▶ Data for the task:
☆ ☆ ☆

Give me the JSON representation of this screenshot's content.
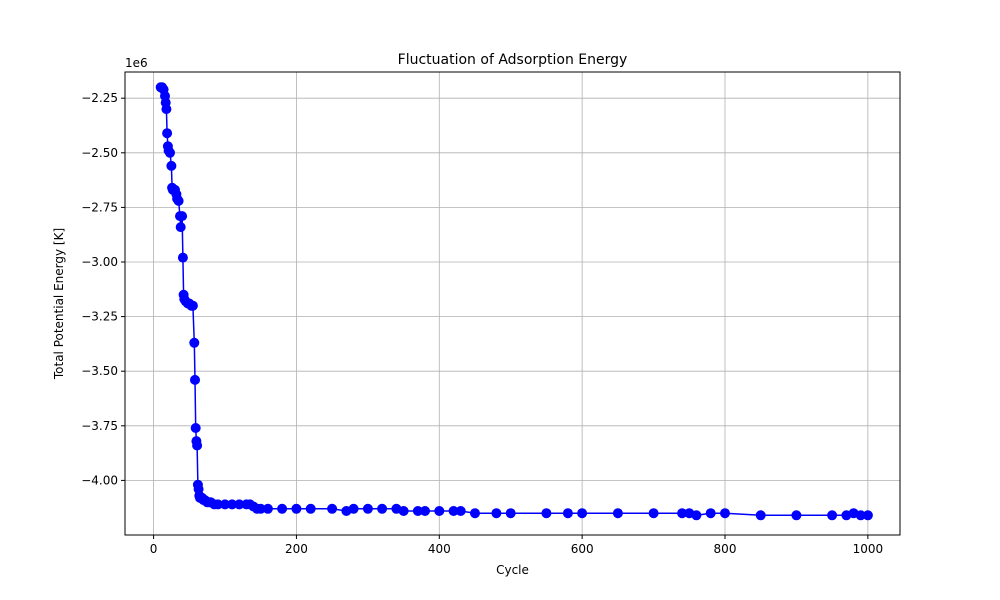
{
  "chart_data": {
    "type": "line",
    "title": "Fluctuation of Adsorption Energy",
    "xlabel": "Cycle",
    "ylabel": "Total Potential Energy [K]",
    "y_offset_label": "1e6",
    "xlim": [
      -40,
      1045
    ],
    "ylim": [
      -4.25,
      -2.13
    ],
    "x_ticks": [
      0,
      200,
      400,
      600,
      800,
      1000
    ],
    "x_tick_labels": [
      "0",
      "200",
      "400",
      "600",
      "800",
      "1000"
    ],
    "y_ticks": [
      -2.25,
      -2.5,
      -2.75,
      -3.0,
      -3.25,
      -3.5,
      -3.75,
      -4.0
    ],
    "y_tick_labels": [
      "−2.25",
      "−2.50",
      "−2.75",
      "−3.00",
      "−3.25",
      "−3.50",
      "−3.75",
      "−4.00"
    ],
    "grid": true,
    "series": [
      {
        "color": "#0000ff",
        "marker": "circle",
        "x": [
          10,
          12,
          14,
          16,
          17,
          18,
          19,
          20,
          21,
          23,
          25,
          26,
          27,
          30,
          32,
          33,
          35,
          37,
          38,
          40,
          41,
          42,
          43,
          45,
          48,
          50,
          53,
          55,
          57,
          58,
          59,
          60,
          61,
          62,
          63,
          64,
          65,
          66,
          68,
          70,
          72,
          75,
          78,
          80,
          85,
          90,
          100,
          110,
          120,
          130,
          135,
          140,
          145,
          150,
          160,
          180,
          200,
          220,
          250,
          270,
          280,
          300,
          320,
          340,
          350,
          370,
          380,
          400,
          420,
          430,
          450,
          480,
          500,
          550,
          580,
          600,
          650,
          700,
          740,
          750,
          760,
          780,
          800,
          850,
          900,
          950,
          970,
          980,
          990,
          1000
        ],
        "y": [
          -2.2,
          -2.2,
          -2.21,
          -2.24,
          -2.27,
          -2.3,
          -2.41,
          -2.47,
          -2.49,
          -2.5,
          -2.56,
          -2.66,
          -2.67,
          -2.67,
          -2.69,
          -2.71,
          -2.72,
          -2.79,
          -2.84,
          -2.79,
          -2.98,
          -3.15,
          -3.17,
          -3.18,
          -3.19,
          -3.19,
          -3.2,
          -3.2,
          -3.37,
          -3.54,
          -3.76,
          -3.82,
          -3.84,
          -4.02,
          -4.04,
          -4.07,
          -4.08,
          -4.08,
          -4.08,
          -4.09,
          -4.09,
          -4.1,
          -4.1,
          -4.1,
          -4.11,
          -4.11,
          -4.11,
          -4.11,
          -4.11,
          -4.11,
          -4.11,
          -4.12,
          -4.13,
          -4.13,
          -4.13,
          -4.13,
          -4.13,
          -4.13,
          -4.13,
          -4.14,
          -4.13,
          -4.13,
          -4.13,
          -4.13,
          -4.14,
          -4.14,
          -4.14,
          -4.14,
          -4.14,
          -4.14,
          -4.15,
          -4.15,
          -4.15,
          -4.15,
          -4.15,
          -4.15,
          -4.15,
          -4.15,
          -4.15,
          -4.15,
          -4.16,
          -4.15,
          -4.15,
          -4.16,
          -4.16,
          -4.16,
          -4.16,
          -4.15,
          -4.16,
          -4.16
        ]
      }
    ]
  }
}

☆ ☆ ☆

▶ Direction:
Across the entries, how many lines hold the word "Energy"? Say only the number.

▶ Exercise solution:
2